══ Record extracts ══
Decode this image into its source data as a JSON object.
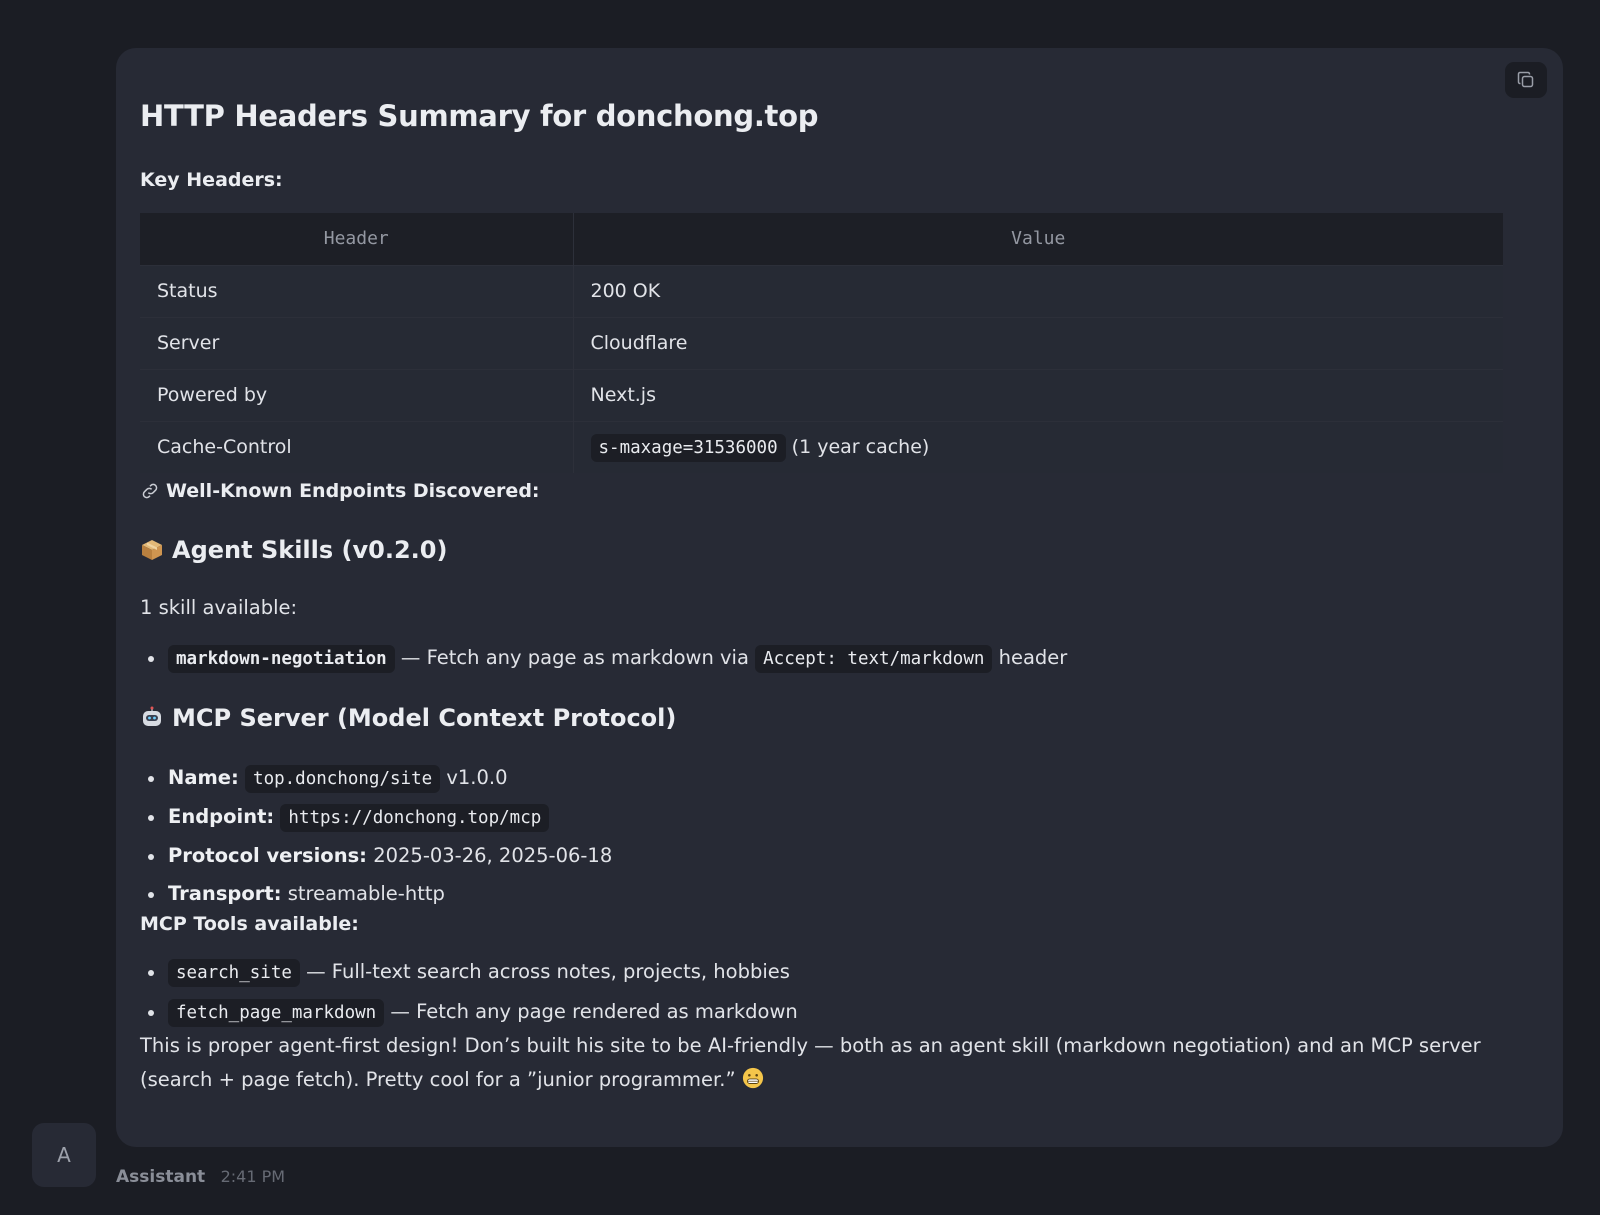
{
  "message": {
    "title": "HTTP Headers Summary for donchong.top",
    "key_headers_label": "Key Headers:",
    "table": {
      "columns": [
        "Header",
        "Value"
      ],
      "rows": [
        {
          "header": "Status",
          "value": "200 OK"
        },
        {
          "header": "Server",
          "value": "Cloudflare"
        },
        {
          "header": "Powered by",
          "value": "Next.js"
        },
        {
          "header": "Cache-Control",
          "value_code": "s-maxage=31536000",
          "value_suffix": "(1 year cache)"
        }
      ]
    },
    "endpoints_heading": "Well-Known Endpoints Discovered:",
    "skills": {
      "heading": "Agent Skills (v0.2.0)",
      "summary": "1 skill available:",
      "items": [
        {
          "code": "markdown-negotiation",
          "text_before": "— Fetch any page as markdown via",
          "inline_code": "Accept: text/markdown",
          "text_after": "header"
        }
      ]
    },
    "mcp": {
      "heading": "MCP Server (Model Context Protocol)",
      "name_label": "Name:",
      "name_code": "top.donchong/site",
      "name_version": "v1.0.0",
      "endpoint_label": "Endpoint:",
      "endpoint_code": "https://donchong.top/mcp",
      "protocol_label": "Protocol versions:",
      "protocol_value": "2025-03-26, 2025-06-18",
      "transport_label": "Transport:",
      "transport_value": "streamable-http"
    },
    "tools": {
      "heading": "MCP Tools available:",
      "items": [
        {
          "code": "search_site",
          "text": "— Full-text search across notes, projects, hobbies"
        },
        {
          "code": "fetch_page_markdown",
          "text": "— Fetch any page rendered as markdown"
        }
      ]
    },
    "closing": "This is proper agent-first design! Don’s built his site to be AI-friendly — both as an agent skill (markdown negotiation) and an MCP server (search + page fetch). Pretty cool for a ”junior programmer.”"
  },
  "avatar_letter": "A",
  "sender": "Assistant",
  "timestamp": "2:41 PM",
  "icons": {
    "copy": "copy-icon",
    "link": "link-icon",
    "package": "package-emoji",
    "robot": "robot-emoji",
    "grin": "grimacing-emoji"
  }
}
═══
══ Record extracts ══
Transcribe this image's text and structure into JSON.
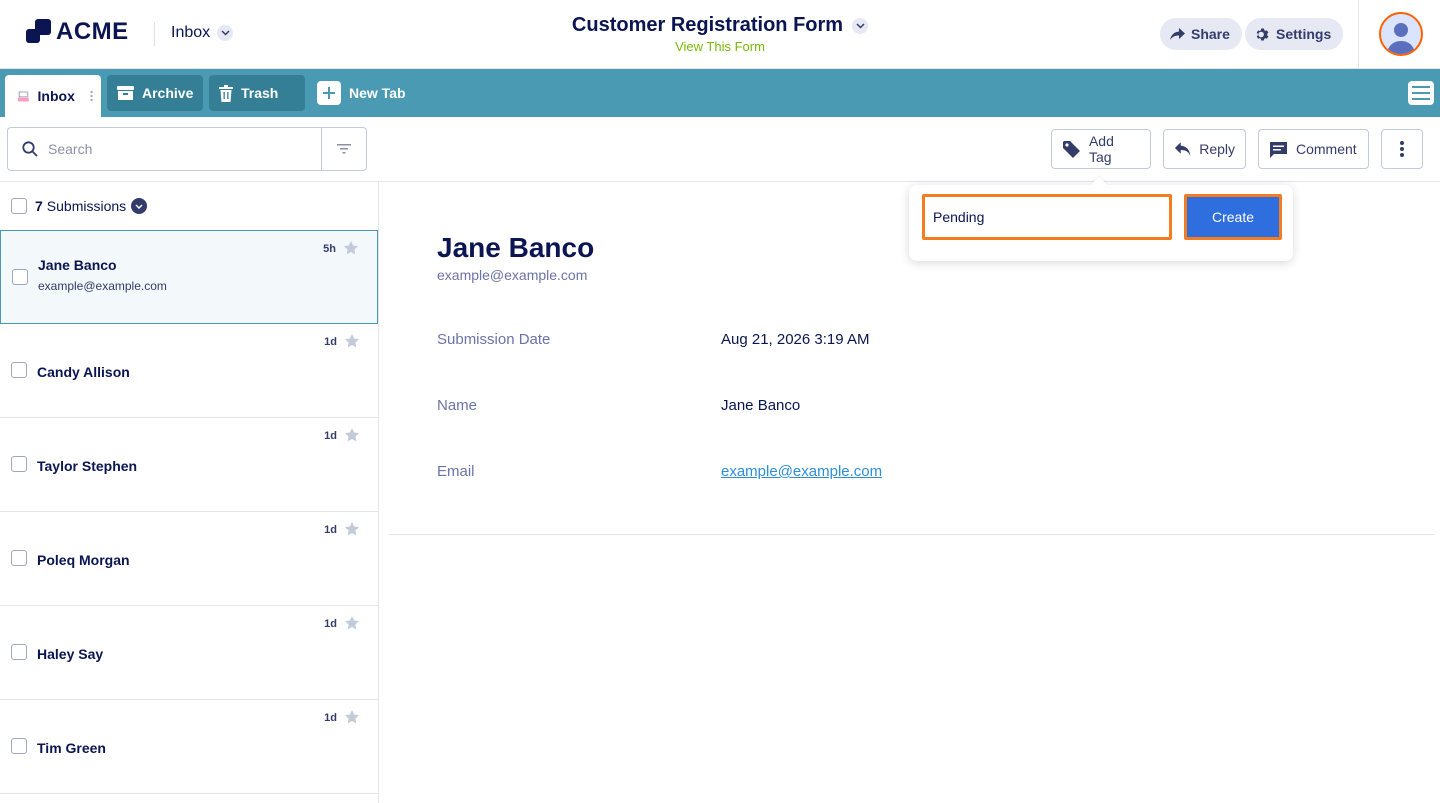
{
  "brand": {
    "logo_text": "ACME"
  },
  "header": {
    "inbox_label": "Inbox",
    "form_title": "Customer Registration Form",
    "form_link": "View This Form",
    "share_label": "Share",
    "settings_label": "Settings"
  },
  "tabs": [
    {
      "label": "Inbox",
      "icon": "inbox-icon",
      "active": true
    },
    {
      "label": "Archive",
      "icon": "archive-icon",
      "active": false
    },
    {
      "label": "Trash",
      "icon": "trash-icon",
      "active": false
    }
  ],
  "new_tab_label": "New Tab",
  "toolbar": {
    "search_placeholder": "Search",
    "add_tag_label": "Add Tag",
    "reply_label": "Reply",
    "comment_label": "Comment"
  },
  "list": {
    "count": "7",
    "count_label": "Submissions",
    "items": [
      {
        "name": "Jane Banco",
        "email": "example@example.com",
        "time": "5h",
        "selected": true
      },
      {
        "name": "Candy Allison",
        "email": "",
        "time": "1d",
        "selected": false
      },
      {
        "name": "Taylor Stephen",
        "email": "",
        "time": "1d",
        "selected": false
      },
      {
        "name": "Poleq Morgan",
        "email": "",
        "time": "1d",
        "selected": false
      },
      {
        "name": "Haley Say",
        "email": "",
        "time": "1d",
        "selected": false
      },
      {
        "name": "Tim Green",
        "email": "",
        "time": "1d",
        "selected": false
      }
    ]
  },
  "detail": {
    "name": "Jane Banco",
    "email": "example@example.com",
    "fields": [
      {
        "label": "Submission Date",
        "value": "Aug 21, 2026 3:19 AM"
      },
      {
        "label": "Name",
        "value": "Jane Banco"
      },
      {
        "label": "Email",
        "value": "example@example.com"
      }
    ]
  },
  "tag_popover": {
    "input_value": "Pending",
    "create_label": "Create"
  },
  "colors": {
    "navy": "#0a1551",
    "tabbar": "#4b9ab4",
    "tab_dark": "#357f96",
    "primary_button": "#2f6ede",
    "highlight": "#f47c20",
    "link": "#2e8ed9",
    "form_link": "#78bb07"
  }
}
═══
══ Record extracts ══
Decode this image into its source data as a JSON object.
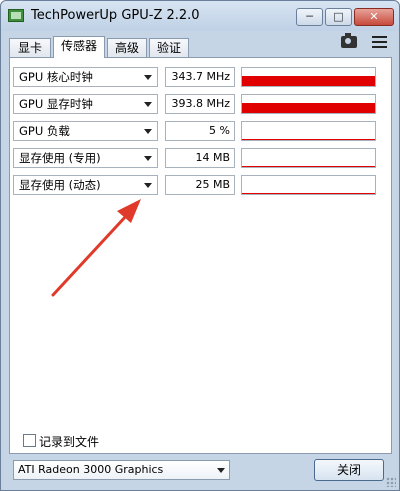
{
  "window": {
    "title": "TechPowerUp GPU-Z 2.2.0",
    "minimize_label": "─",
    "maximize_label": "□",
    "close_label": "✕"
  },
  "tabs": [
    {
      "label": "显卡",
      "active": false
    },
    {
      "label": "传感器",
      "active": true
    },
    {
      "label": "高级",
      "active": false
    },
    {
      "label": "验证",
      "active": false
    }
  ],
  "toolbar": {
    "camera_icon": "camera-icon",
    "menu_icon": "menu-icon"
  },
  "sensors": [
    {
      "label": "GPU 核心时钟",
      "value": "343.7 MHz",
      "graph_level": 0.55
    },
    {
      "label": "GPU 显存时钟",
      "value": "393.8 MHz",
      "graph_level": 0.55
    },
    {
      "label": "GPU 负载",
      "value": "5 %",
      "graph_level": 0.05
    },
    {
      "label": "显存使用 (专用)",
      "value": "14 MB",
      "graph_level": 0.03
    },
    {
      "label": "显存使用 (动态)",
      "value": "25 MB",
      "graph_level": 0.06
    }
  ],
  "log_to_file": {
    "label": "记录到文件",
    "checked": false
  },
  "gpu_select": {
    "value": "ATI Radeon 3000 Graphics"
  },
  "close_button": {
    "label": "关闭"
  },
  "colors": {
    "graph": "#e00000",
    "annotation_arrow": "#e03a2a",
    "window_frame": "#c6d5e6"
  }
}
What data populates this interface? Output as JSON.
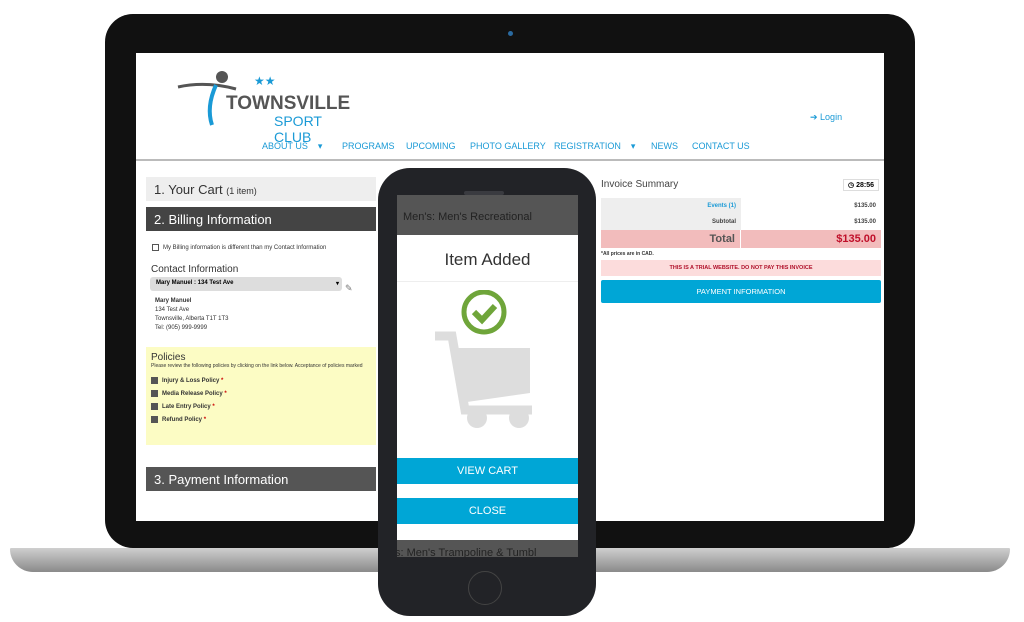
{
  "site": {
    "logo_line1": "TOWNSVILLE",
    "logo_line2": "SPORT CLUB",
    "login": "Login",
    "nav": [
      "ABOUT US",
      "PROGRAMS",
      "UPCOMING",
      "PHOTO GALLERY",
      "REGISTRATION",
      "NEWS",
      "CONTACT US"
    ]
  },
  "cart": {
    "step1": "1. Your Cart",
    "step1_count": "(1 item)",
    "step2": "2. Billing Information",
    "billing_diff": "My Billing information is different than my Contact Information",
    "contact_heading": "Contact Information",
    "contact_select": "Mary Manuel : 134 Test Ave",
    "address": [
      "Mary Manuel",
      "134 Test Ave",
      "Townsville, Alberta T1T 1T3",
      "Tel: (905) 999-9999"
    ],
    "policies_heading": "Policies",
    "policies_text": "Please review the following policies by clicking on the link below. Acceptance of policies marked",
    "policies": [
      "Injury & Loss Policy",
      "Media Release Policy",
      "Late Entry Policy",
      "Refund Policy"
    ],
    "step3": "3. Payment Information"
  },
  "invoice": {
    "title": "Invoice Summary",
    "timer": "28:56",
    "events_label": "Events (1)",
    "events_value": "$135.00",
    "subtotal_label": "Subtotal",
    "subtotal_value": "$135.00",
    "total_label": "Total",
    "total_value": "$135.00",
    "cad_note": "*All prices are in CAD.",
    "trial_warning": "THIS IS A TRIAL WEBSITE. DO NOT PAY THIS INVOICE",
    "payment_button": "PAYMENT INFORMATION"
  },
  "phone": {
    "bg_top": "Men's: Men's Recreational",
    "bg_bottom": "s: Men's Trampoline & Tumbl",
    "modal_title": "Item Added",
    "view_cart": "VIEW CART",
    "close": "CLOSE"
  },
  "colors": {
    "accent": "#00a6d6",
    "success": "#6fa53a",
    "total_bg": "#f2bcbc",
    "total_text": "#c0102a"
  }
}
═══
Pull out all lines in the data above that include "Banco".

        "name": "Jane Banco",
    "name": "Jane Banco",
        "value": "Jane Banco"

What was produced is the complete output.